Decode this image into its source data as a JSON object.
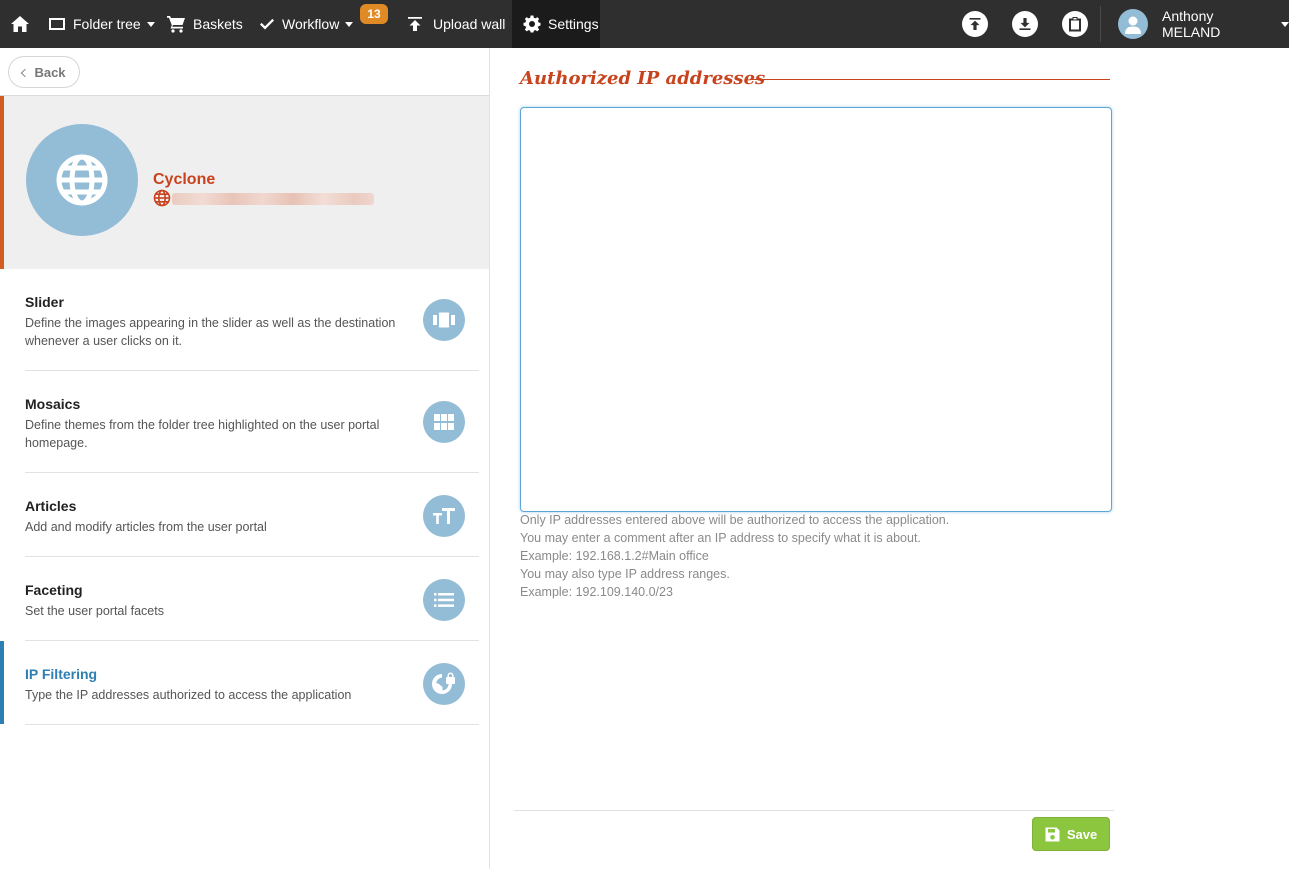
{
  "topnav": {
    "folder_tree_label": "Folder tree",
    "baskets_label": "Baskets",
    "workflow_label": "Workflow",
    "workflow_badge": "13",
    "upload_wall_label": "Upload wall",
    "settings_label": "Settings",
    "user_name": "Anthony MELAND"
  },
  "sidebar": {
    "back_label": "Back",
    "portal": {
      "name": "Cyclone"
    },
    "items": [
      {
        "title": "Slider",
        "description": "Define the images appearing in the slider as well as the destination whenever a user clicks on it.",
        "icon": "slider-icon"
      },
      {
        "title": "Mosaics",
        "description": "Define themes from the folder tree highlighted on the user portal homepage.",
        "icon": "grid-icon"
      },
      {
        "title": "Articles",
        "description": "Add and modify articles from the user portal",
        "icon": "text-size-icon"
      },
      {
        "title": "Faceting",
        "description": "Set the user portal facets",
        "icon": "list-icon"
      },
      {
        "title": "IP Filtering",
        "description": "Type the IP addresses authorized to access the application",
        "icon": "globe-lock-icon",
        "active": true
      }
    ]
  },
  "main": {
    "section_title": "Authorized IP addresses",
    "ip_textarea_value": "",
    "help_lines": [
      "Only IP addresses entered above will be authorized to access the application.",
      "You may enter a comment after an IP address to specify what it is about.",
      "Example: 192.168.1.2#Main office",
      "You may also type IP address ranges.",
      "Example: 192.109.140.0/23"
    ],
    "save_label": "Save"
  },
  "colors": {
    "nav_bg": "#2f2f2f",
    "accent_orange": "#c8431d",
    "accent_blue": "#2d7fb3",
    "icon_bg": "#93bcd7",
    "save_green": "#8cc63f",
    "badge_orange": "#e08a26"
  }
}
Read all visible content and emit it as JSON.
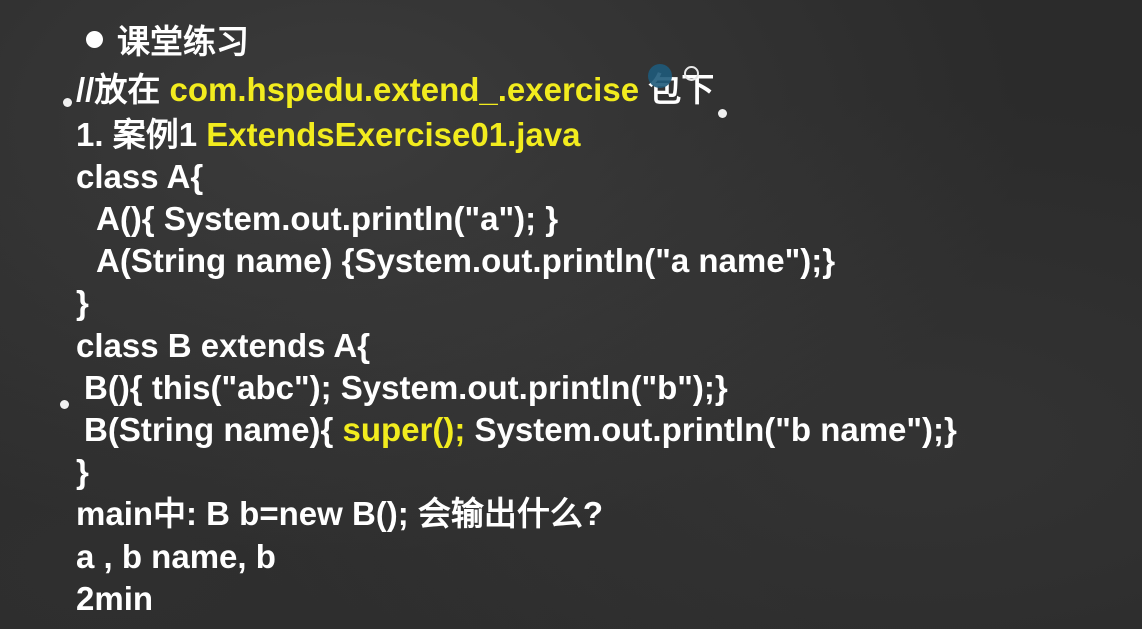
{
  "slide": {
    "heading": "课堂练习",
    "comment_prefix": "//放在",
    "package_name": "com.hspedu.extend_.exercise",
    "comment_suffix": "包下",
    "case_label": "1.  案例1",
    "case_file": "ExtendsExercise01.java",
    "code": {
      "class_a_open": "class A{",
      "a_ctor": "A(){ System.out.println(\"a\"); }",
      "a_ctor_name": "A(String name) {System.out.println(\"a name\");}",
      "class_a_close": "}",
      "class_b_open": "class B extends A{",
      "b_ctor": "B(){ this(\"abc\"); System.out.println(\"b\");}",
      "b_ctor_name_prefix": "B(String name){",
      "b_ctor_name_super": "super();",
      "b_ctor_name_suffix": "System.out.println(\"b name\");}",
      "class_b_close": "}"
    },
    "question": "main中:  B b=new B(); 会输出什么?",
    "answer": "a , b name, b",
    "time_hint": "2min"
  },
  "colors": {
    "background": "#2b2b2b",
    "text": "#ffffff",
    "highlight": "#f2ec1e"
  }
}
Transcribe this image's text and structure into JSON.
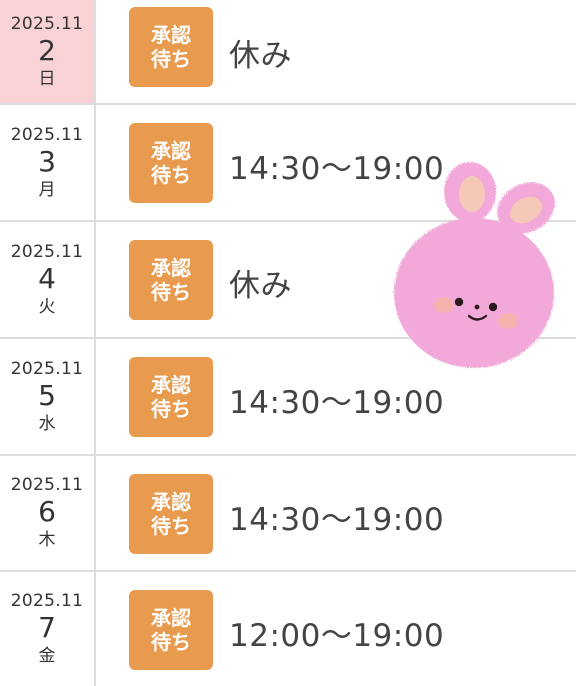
{
  "rows": [
    {
      "ym": "2025.11",
      "day": "2",
      "dow": "日",
      "badge_line1": "承認",
      "badge_line2": "待ち",
      "shift": "休み",
      "sunday": true
    },
    {
      "ym": "2025.11",
      "day": "3",
      "dow": "月",
      "badge_line1": "承認",
      "badge_line2": "待ち",
      "shift": "14:30〜19:00",
      "sunday": false
    },
    {
      "ym": "2025.11",
      "day": "4",
      "dow": "火",
      "badge_line1": "承認",
      "badge_line2": "待ち",
      "shift": "休み",
      "sunday": false
    },
    {
      "ym": "2025.11",
      "day": "5",
      "dow": "水",
      "badge_line1": "承認",
      "badge_line2": "待ち",
      "shift": "14:30〜19:00",
      "sunday": false
    },
    {
      "ym": "2025.11",
      "day": "6",
      "dow": "木",
      "badge_line1": "承認",
      "badge_line2": "待ち",
      "shift": "14:30〜19:00",
      "sunday": false
    },
    {
      "ym": "2025.11",
      "day": "7",
      "dow": "金",
      "badge_line1": "承認",
      "badge_line2": "待ち",
      "shift": "12:00〜19:00",
      "sunday": false
    }
  ],
  "colors": {
    "badge": "#e89b4f",
    "sunday_bg": "#f9d2d6",
    "divider": "#dddddd"
  },
  "decoration": {
    "icon": "pink-bunny-sticker"
  }
}
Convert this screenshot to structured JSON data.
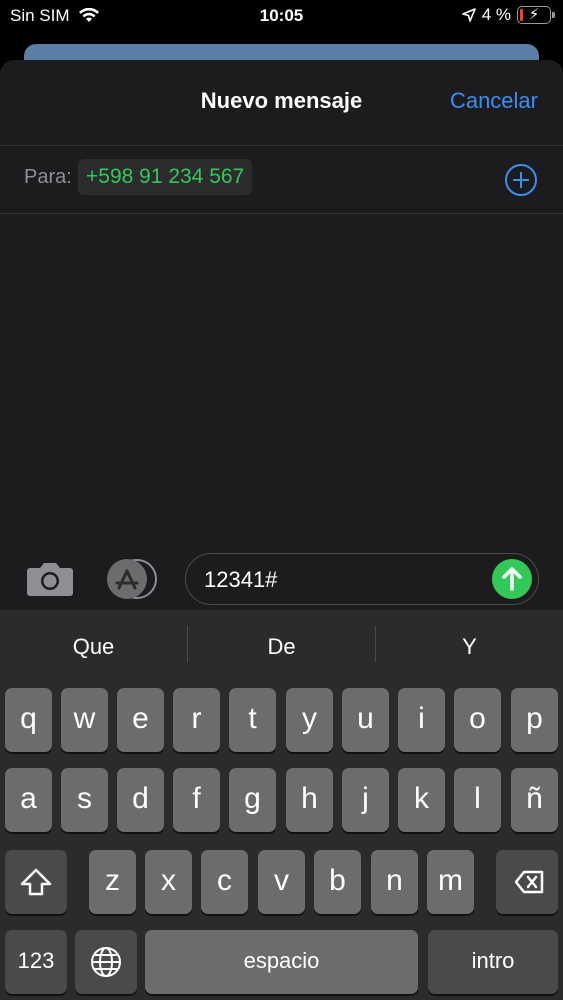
{
  "status_bar": {
    "carrier": "Sin SIM",
    "time": "10:05",
    "battery_percent": "4 %"
  },
  "header": {
    "title": "Nuevo mensaje",
    "cancel_label": "Cancelar"
  },
  "recipient": {
    "label": "Para:",
    "value": "+598 91 234 567"
  },
  "compose": {
    "text": "12341#"
  },
  "suggestions": [
    "Que",
    "De",
    "Y"
  ],
  "keyboard": {
    "row1": [
      "q",
      "w",
      "e",
      "r",
      "t",
      "y",
      "u",
      "i",
      "o",
      "p"
    ],
    "row2": [
      "a",
      "s",
      "d",
      "f",
      "g",
      "h",
      "j",
      "k",
      "l",
      "ñ"
    ],
    "row3": [
      "z",
      "x",
      "c",
      "v",
      "b",
      "n",
      "m"
    ],
    "numbers_label": "123",
    "space_label": "espacio",
    "return_label": "intro"
  },
  "colors": {
    "accent": "#3a8ff0",
    "recipient_green": "#34c759",
    "send_green": "#34c759",
    "battery_red": "#ff3b30"
  }
}
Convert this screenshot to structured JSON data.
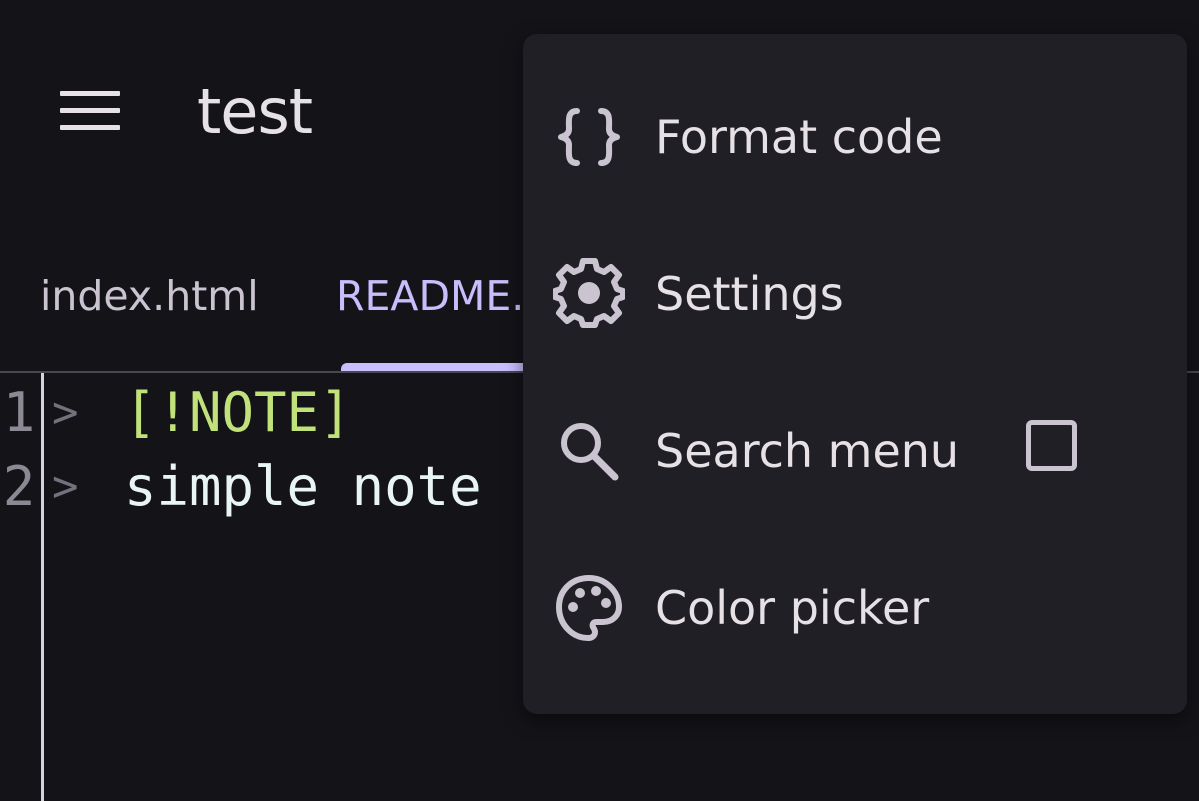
{
  "header": {
    "title": "test",
    "menu_icon": "hamburger-menu-icon"
  },
  "tabs": [
    {
      "label": "index.html",
      "active": false
    },
    {
      "label": "README.",
      "active": true
    }
  ],
  "editor": {
    "lines": [
      {
        "number": "1",
        "quote": ">",
        "text": "[!NOTE]"
      },
      {
        "number": "2",
        "quote": ">",
        "text": "simple note"
      }
    ]
  },
  "menu": {
    "items": [
      {
        "label": "Format code",
        "icon": "curly-braces-icon"
      },
      {
        "label": "Settings",
        "icon": "gear-icon"
      },
      {
        "label": "Search menu",
        "icon": "search-icon",
        "checkbox_checked": false
      },
      {
        "label": "Color picker",
        "icon": "palette-icon"
      }
    ]
  },
  "colors": {
    "background": "#141318",
    "menu_background": "#211f26",
    "accent": "#c9bdfc",
    "note_tag": "#c1e27a"
  }
}
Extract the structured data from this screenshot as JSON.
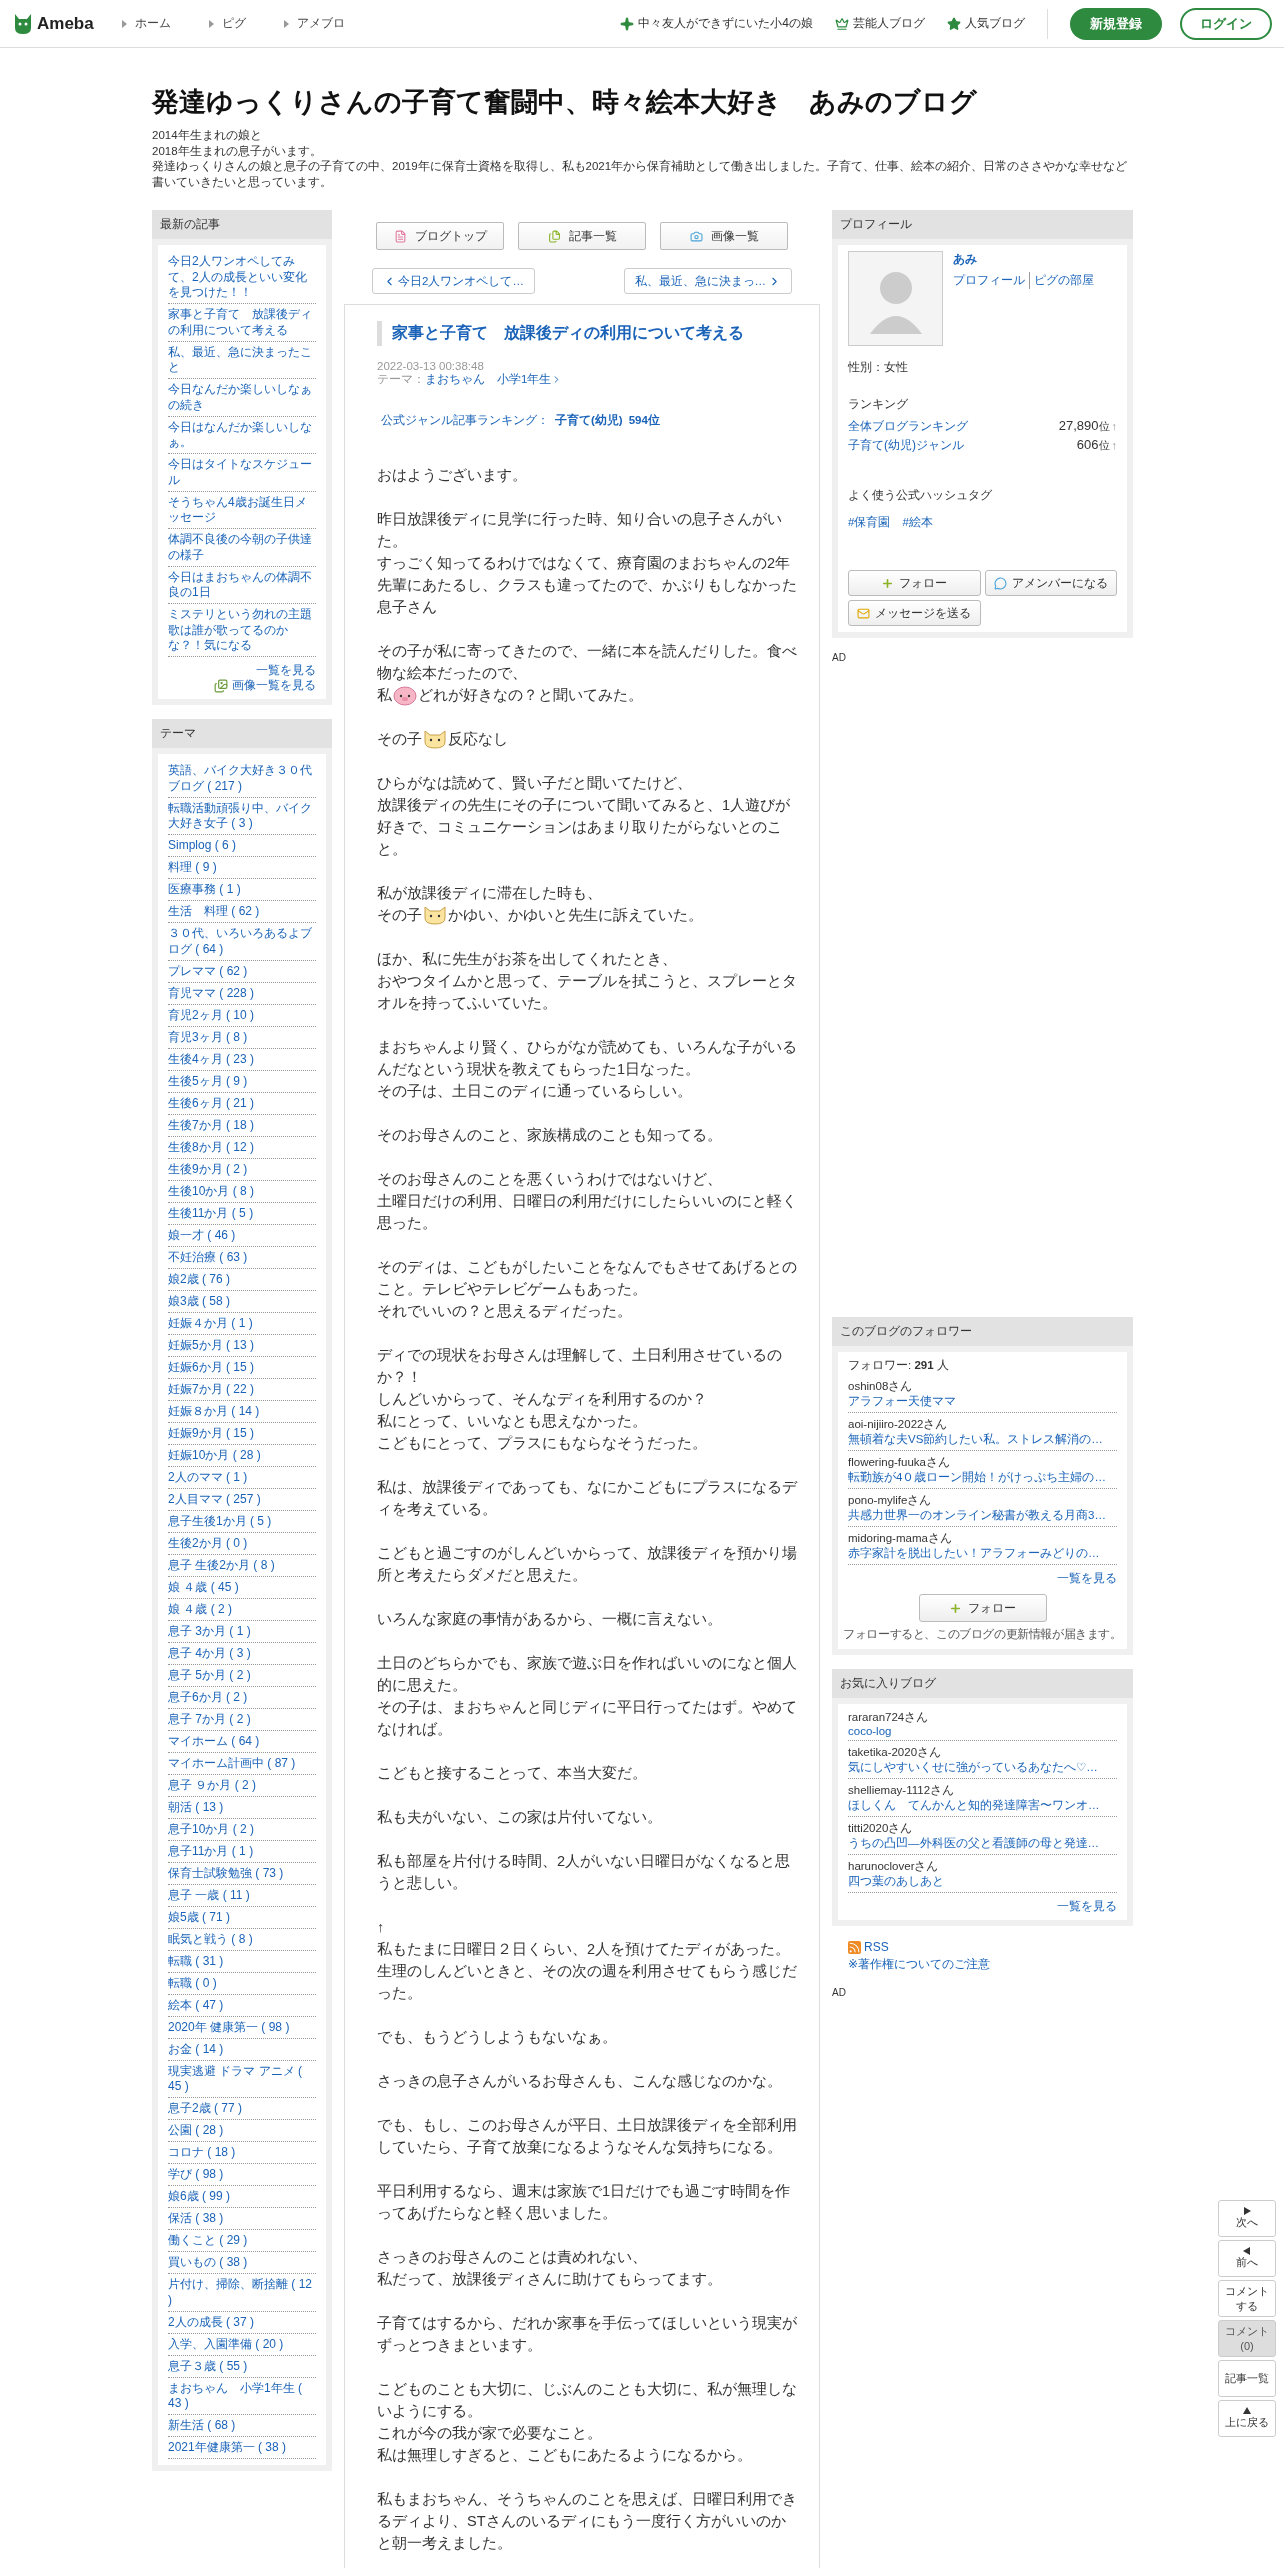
——
_STATED TASK_
Read the data above and count the lines that include "println". Answer only with the count.

_RESULT OF THE TASK_
4